*INSTRUCTIONS FOR THE TASK*
Transcribe all of the records precisely as they are presented.

*DATA*
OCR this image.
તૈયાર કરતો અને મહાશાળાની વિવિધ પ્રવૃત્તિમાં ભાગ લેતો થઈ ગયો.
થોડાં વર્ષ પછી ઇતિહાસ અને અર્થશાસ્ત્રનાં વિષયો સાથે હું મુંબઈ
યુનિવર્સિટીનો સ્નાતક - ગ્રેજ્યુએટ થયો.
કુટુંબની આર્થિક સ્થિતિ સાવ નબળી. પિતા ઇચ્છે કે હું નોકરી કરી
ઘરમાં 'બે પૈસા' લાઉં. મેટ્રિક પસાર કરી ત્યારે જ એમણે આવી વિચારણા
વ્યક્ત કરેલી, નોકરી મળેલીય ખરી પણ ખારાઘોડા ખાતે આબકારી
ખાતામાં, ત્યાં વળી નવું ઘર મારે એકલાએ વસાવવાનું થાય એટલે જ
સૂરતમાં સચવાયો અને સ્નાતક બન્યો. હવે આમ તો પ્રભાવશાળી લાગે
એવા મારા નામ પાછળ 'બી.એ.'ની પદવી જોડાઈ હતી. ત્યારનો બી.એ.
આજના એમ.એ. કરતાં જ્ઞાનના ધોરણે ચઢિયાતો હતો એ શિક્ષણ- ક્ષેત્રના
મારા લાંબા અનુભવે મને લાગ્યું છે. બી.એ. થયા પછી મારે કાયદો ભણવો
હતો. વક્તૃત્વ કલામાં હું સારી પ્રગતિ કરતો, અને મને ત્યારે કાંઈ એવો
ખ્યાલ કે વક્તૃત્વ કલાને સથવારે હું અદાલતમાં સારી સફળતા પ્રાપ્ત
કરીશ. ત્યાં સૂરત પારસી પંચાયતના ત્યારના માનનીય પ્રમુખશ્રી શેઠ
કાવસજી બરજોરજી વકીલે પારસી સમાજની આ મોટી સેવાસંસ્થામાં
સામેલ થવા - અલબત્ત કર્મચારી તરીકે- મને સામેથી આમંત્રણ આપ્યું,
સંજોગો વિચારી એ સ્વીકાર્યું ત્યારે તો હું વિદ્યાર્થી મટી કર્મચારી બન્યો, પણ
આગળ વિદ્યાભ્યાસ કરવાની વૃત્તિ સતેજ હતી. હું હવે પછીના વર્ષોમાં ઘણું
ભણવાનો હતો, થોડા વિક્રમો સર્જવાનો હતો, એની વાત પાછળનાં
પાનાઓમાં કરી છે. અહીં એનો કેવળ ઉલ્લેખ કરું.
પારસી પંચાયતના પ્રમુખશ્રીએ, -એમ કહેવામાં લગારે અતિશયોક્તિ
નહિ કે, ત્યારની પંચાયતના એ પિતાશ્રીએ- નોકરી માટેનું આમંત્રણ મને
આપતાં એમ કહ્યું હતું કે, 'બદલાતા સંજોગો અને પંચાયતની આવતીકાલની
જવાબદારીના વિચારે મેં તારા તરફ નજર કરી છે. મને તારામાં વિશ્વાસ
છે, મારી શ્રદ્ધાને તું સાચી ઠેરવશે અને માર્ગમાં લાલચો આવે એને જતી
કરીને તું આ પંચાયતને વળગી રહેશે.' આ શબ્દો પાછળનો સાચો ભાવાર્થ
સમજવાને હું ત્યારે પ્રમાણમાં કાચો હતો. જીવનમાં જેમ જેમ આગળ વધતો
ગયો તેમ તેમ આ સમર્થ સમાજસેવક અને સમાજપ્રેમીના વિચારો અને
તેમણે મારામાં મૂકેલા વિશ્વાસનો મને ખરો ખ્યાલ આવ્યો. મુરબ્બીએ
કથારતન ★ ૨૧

*RESULT OF THIS EXERCISE*
OCR this image.
તૈયાર કરતો અને મહાશાળાની વિવિધ પ્રવૃત્તિમાં ભાગ લેતો થઈ ગયો.
થોડાં વર્ષ પછી ઇતિહાસ અને અર્થશાસ્ત્રનાં વિષયો સાથે હું મુંબઈ
યુનિવર્સિટીનો સ્નાતક - ગ્રેજ્યુએટ થયો.
કુટુંબની આર્થિક સ્થિતિ સાવ નબળી. પિતા ઇચ્છે કે હું નોકરી કરી
ઘરમાં 'બે પૈસા' લાઉં. મેટ્રિક પસાર કરી ત્યારે જ એમણે આવી વિચારણા
વ્યક્ત કરેલી, નોકરી મળેલીય ખરી પણ ખારાઘોડા ખાતે આબકારી
ખાતામાં, ત્યાં વળી નવું ઘર મારે એકલાએ વસાવવાનું થાય એટલે જ
સૂરતમાં સચવાયો અને સ્નાતક બન્યો. હવે આમ તો પ્રભાવશાળી લાગે
એવા મારા નામ પાછળ 'બી.એ.'ની પદવી જોડાઈ હતી. ત્યારનો બી.એ.
આજના એમ.એ. કરતાં જ્ઞાનના ધોરણે ચઢિયાતો હતો એ શિક્ષણ- ક્ષેત્રના
મારા લાંબા અનુભવે મને લાગ્યું છે. બી.એ. થયા પછી મારે કાયદો ભણવો
હતો. વક્તૃત્વ કલામાં હું સારી પ્રગતિ કરતો, અને મને ત્યારે કાંઈ એવો
ખ્યાલ કે વક્તૃત્વ કલાને સથવારે હું અદાલતમાં સારી સફળતા પ્રાપ્ત
કરીશ. ત્યાં સૂરત પારસી પંચાયતના ત્યારના માનનીય પ્રમુખશ્રી શેઠ
કાવસજી બરજોરજી વકીલે પારસી સમાજની આ મોટી સેવાસંસ્થામાં
સામેલ થવા - અલબત્ત કર્મચારી તરીકે- મને સામેથી આમંત્રણ આપ્યું,
સંજોગો વિચારી એ સ્વીકાર્યું ત્યારે તો હું વિદ્યાર્થી મટી કર્મચારી બન્યો, પણ
આગળ વિદ્યાભ્યાસ કરવાની વૃત્તિ સતેજ હતી. હું હવે પછીના વર્ષોમાં ઘણું
ભણવાનો હતો, થોડા વિક્રમો સર્જવાનો હતો, એની વાત પાછળનાં
પાનાઓમાં કરી છે. અહીં એનો કેવળ ઉલ્લેખ કરું.
પારસી પંચાયતના પ્રમુખશ્રીએ, -એમ કહેવામાં લગારે અતિશયોક્તિ
નહિ કે, ત્યારની પંચાયતના એ પિતાશ્રીએ- નોકરી માટેનું આમંત્રણ મને
આપતાં એમ કહ્યું હતું કે, 'બદલાતા સંજોગો અને પંચાયતની આવતીકાલની
જવાબદારીના વિચારે મેં તારા તરફ નજર કરી છે. મને તારામાં વિશ્વાસ
છે, મારી શ્રદ્ધાને તું સાચી ઠેરવશે અને માર્ગમાં લાલચો આવે એને જતી
કરીને તું આ પંચાયતને વળગી રહેશે.' આ શબ્દો પાછળનો સાચો ભાવાર્થ
સમજવાને હું ત્યારે પ્રમાણમાં કાચો હતો. જીવનમાં જેમ જેમ આગળ વધતો
ગયો તેમ તેમ આ સમર્થ સમાજસેવક અને સમાજપ્રેમીના વિચારો અને
તેમણે મારામાં મૂકેલા વિશ્વાસનો મને ખરો ખ્યાલ આવ્યો. મુરબ્બીએ
કથારતન ★ ૨૧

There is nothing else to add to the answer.